• [Problem details]: Can you restate the records below word for word?

• [Given entries]:
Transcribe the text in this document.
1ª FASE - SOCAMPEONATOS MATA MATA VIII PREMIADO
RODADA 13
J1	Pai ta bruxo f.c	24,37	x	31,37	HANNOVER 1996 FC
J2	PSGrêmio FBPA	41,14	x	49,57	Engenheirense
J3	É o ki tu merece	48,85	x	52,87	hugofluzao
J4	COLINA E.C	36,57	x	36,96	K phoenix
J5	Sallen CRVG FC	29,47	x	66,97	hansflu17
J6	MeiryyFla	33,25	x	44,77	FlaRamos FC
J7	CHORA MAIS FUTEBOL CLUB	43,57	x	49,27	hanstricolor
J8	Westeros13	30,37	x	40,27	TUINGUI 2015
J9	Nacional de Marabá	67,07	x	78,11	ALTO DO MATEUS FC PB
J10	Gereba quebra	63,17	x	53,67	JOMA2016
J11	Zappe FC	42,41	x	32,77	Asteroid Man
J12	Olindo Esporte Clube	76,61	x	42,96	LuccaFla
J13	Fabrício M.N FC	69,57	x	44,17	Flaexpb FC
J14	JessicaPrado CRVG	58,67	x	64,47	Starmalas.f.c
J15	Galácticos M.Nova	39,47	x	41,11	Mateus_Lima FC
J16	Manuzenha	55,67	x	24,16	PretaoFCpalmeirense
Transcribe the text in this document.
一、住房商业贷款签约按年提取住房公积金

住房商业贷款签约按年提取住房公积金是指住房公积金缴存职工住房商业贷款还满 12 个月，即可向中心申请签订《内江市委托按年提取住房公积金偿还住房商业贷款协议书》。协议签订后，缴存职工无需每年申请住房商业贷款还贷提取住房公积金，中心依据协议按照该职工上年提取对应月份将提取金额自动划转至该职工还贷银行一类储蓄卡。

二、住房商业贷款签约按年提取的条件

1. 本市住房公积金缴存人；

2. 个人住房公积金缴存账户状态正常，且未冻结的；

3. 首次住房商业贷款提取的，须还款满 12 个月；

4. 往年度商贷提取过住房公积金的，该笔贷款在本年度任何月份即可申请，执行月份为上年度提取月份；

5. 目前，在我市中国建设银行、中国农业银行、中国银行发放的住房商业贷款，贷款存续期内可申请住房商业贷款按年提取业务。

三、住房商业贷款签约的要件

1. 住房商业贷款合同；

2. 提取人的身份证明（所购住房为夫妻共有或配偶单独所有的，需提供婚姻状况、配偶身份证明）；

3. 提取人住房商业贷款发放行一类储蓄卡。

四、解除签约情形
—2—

• [Solution to this problem]:
Transcribe the text in this document.
1ª FASE - SOCAMPEONATOS MATA MATA VIII PREMIADO
RODADA 13
J1	Pai ta bruxo f.c	24,37	x	31,37	HANNOVER 1996 FC
J2	PSGrêmio FBPA	41,14	x	49,57	Engenheirense
J3	É o ki tu merece	48,85	x	52,87	hugofluzao
J4	COLINA E.C	36,57	x	36,96	K phoenix
J5	Sallen CRVG FC	29,47	x	66,97	hansflu17
J6	MeiryyFla	33,25	x	44,77	FlaRamos FC
J7	CHORA MAIS FUTEBOL CLUB	43,57	x	49,27	hanstricolor
J8	Westeros13	30,37	x	40,27	TUINGUI 2015
J9	Nacional de Marabá	67,07	x	78,11	ALTO DO MATEUS FC PB
J10	Gereba quebra	63,17	x	53,67	JOMA2016
J11	Zappe FC	42,41	x	32,77	Asteroid Man
J12	Olindo Esporte Clube	76,61	x	42,96	LuccaFla
J13	Fabrício M.N FC	69,57	x	44,17	Flaexpb FC
J14	JessicaPrado CRVG	58,67	x	64,47	Starmalas.f.c
J15	Galácticos M.Nova	39,47	x	41,11	Mateus_Lima FC
J16	Manuzenha	55,67	x	24,16	PretaoFCpalmeirense
Transcribe the text in this document.
一、住房商业贷款签约按年提取住房公积金

住房商业贷款签约按年提取住房公积金是指住房公积金缴存职工住房商业贷款还满 12 个月，即可向中心申请签订《内江市委托按年提取住房公积金偿还住房商业贷款协议书》。协议签订后，缴存职工无需每年申请住房商业贷款还贷提取住房公积金，中心依据协议按照该职工上年提取对应月份将提取金额自动划转至该职工还贷银行一类储蓄卡。

二、住房商业贷款签约按年提取的条件

1. 本市住房公积金缴存人；

2. 个人住房公积金缴存账户状态正常，且未冻结的；

3. 首次住房商业贷款提取的，须还款满 12 个月；

4. 往年度商贷提取过住房公积金的，该笔贷款在本年度任何月份即可申请，执行月份为上年度提取月份；

5. 目前，在我市中国建设银行、中国农业银行、中国银行发放的住房商业贷款，贷款存续期内可申请住房商业贷款按年提取业务。

三、住房商业贷款签约的要件

1. 住房商业贷款合同；

2. 提取人的身份证明（所购住房为夫妻共有或配偶单独所有的，需提供婚姻状况、配偶身份证明）；

3. 提取人住房商业贷款发放行一类储蓄卡。

四、解除签约情形
—2—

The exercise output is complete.